- Task:
For the records below, give the number of lines in which "youtube" appears, and add nothing else.

- Given data:
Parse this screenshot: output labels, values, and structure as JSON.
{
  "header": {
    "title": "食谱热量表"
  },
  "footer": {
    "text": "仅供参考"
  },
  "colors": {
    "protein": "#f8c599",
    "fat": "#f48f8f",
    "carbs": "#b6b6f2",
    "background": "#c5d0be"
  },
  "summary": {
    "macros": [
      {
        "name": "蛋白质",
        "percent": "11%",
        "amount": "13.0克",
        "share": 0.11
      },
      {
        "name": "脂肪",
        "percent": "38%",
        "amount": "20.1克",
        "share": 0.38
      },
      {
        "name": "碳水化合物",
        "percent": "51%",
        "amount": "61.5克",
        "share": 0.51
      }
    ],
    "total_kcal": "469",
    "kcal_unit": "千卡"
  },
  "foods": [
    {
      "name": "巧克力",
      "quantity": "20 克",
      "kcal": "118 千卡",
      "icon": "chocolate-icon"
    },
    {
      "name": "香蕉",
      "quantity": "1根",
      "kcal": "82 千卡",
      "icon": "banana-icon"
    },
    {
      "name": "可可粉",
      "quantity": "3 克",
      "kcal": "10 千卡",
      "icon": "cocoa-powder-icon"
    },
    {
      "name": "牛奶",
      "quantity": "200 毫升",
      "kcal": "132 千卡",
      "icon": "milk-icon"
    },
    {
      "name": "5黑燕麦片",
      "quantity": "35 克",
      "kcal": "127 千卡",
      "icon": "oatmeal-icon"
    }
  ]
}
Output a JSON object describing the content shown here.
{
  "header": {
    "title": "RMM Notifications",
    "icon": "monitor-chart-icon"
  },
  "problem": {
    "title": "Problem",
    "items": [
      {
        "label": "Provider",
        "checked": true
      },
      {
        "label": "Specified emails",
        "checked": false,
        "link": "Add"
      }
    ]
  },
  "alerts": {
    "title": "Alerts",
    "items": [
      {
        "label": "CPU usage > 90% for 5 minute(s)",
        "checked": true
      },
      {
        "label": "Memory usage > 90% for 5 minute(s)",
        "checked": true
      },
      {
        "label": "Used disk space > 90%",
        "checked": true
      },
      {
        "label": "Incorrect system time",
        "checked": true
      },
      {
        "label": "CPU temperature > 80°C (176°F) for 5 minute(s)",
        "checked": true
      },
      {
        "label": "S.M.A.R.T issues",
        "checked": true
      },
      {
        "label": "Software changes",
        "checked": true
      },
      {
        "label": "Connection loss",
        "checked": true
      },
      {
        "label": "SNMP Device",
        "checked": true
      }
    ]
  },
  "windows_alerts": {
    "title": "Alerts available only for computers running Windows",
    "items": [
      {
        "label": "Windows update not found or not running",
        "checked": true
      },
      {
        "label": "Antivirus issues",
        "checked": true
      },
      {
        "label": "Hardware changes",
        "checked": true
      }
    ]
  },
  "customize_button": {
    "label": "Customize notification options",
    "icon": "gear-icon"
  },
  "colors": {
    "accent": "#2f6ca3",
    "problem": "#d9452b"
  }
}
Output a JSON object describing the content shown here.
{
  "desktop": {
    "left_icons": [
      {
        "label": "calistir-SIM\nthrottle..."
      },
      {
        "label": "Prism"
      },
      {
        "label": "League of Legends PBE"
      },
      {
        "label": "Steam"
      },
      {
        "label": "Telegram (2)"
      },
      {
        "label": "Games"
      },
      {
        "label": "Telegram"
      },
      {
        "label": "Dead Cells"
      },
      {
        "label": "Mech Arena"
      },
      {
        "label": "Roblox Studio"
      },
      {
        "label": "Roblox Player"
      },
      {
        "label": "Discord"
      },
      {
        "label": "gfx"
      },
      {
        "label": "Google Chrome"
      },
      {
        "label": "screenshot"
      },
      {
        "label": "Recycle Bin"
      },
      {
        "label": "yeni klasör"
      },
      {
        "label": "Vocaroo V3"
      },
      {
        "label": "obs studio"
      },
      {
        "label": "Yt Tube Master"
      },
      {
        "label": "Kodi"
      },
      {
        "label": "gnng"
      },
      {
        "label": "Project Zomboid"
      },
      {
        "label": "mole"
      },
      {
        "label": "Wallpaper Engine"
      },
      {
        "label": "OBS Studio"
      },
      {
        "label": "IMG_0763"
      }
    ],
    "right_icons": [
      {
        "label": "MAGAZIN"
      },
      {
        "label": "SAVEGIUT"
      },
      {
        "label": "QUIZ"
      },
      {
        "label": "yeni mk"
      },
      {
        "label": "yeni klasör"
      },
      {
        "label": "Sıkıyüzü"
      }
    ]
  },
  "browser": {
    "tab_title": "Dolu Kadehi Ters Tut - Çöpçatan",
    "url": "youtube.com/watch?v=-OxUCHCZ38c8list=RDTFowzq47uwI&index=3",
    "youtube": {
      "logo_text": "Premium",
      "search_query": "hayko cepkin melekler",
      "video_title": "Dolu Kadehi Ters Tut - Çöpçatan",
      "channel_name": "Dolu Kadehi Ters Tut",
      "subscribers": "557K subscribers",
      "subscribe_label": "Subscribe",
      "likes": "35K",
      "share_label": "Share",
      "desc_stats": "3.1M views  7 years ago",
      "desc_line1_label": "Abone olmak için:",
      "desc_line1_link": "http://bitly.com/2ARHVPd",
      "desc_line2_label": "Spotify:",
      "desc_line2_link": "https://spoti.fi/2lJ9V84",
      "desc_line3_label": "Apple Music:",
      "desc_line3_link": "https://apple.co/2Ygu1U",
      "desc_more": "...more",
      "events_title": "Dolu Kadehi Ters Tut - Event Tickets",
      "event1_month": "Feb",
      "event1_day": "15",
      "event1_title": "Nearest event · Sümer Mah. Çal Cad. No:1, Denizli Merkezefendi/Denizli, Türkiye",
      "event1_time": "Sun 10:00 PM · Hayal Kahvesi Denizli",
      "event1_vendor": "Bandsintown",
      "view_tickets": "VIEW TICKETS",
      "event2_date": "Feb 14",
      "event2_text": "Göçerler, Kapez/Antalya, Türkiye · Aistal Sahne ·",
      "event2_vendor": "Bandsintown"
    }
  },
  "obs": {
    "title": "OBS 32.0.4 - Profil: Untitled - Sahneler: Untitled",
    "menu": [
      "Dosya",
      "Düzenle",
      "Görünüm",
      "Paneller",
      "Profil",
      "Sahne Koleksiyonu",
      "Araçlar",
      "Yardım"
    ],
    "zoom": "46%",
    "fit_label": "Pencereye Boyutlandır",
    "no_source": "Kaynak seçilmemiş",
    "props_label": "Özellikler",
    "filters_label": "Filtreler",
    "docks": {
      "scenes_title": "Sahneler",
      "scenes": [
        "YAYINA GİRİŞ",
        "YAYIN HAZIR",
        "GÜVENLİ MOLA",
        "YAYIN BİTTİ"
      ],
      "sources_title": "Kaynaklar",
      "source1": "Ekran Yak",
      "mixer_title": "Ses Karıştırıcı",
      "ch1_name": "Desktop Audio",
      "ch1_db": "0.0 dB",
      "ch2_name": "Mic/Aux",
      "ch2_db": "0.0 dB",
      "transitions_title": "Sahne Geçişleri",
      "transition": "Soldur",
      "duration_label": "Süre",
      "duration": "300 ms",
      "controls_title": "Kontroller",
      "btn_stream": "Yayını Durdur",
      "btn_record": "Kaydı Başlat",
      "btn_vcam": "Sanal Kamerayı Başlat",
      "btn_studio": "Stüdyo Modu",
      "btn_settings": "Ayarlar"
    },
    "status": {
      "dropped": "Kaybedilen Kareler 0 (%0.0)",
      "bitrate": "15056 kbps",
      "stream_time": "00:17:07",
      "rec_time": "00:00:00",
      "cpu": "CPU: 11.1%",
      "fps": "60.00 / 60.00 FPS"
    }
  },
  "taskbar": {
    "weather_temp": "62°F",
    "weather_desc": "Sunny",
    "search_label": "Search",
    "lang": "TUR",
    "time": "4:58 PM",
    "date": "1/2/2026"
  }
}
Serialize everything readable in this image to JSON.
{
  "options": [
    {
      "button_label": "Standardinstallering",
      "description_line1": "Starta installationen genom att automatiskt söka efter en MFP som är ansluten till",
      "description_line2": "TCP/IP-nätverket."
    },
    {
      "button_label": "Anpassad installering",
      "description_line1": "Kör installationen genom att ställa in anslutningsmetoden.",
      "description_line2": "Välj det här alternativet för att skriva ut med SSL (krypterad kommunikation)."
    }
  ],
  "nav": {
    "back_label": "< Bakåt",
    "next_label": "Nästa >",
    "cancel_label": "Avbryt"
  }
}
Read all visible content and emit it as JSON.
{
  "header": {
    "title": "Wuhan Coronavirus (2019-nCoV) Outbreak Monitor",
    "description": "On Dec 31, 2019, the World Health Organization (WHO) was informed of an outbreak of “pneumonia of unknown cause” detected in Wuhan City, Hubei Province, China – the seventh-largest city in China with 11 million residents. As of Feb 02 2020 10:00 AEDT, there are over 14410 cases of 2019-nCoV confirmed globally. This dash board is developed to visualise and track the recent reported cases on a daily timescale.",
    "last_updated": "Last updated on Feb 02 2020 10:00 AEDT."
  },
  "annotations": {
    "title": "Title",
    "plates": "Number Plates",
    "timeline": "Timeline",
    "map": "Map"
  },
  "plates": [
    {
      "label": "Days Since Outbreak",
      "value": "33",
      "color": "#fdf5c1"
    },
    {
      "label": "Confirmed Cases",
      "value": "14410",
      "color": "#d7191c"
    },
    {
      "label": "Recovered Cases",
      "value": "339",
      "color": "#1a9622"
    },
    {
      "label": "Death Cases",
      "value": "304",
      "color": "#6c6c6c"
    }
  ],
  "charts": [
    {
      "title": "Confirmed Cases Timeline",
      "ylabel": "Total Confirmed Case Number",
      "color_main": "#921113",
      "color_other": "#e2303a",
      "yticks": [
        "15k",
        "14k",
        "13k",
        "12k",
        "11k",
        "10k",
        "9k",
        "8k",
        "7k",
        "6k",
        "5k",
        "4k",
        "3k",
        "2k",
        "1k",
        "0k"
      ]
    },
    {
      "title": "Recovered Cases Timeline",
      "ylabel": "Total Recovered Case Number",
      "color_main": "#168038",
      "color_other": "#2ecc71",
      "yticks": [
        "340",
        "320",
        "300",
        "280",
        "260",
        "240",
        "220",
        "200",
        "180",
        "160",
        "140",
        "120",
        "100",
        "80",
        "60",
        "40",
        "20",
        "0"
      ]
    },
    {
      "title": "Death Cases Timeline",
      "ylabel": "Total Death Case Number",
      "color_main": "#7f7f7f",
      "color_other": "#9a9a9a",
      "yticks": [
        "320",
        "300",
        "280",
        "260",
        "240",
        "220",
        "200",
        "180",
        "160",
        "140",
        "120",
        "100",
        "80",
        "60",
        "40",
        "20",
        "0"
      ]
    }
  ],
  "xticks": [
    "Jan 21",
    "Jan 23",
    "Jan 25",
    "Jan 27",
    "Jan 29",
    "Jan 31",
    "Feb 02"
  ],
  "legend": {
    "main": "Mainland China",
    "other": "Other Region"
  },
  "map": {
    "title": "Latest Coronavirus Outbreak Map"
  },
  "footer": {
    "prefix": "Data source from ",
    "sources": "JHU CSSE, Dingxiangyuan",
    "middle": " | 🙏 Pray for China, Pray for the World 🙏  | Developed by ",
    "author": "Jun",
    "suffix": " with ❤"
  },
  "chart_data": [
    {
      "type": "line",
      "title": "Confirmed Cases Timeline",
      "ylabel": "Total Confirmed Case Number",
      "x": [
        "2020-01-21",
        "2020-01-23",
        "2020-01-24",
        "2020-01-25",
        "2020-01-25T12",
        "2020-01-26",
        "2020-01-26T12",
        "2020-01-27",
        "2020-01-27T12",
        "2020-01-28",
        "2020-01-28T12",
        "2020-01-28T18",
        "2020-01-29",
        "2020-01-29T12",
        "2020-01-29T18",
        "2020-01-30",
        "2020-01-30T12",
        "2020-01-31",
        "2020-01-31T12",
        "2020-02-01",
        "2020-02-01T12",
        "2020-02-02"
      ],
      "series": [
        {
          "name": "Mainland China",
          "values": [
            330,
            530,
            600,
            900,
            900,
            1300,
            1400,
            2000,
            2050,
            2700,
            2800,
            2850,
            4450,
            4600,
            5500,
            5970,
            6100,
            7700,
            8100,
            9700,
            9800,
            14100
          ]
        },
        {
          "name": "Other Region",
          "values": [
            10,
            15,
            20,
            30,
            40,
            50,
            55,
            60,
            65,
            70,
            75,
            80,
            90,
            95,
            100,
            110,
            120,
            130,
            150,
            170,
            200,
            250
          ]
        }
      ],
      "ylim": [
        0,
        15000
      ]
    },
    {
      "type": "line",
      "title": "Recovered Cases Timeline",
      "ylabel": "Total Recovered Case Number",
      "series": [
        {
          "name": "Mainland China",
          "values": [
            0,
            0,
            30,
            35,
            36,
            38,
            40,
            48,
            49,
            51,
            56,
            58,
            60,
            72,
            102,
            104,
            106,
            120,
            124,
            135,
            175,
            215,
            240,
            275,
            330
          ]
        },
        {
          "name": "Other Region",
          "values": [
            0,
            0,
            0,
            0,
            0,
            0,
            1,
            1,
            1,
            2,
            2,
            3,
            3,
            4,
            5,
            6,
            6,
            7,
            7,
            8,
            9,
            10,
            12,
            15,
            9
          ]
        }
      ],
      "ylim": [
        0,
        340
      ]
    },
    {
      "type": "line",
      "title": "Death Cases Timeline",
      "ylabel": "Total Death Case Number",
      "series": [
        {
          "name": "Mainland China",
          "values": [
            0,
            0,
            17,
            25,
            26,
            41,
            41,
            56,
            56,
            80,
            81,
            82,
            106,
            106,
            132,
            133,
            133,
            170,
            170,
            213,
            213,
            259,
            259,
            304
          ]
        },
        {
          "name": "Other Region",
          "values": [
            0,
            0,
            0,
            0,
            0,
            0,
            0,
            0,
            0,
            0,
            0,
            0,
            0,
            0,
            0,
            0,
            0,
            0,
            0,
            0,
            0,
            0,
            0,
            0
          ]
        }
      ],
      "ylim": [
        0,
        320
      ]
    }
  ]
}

- Written solution:
2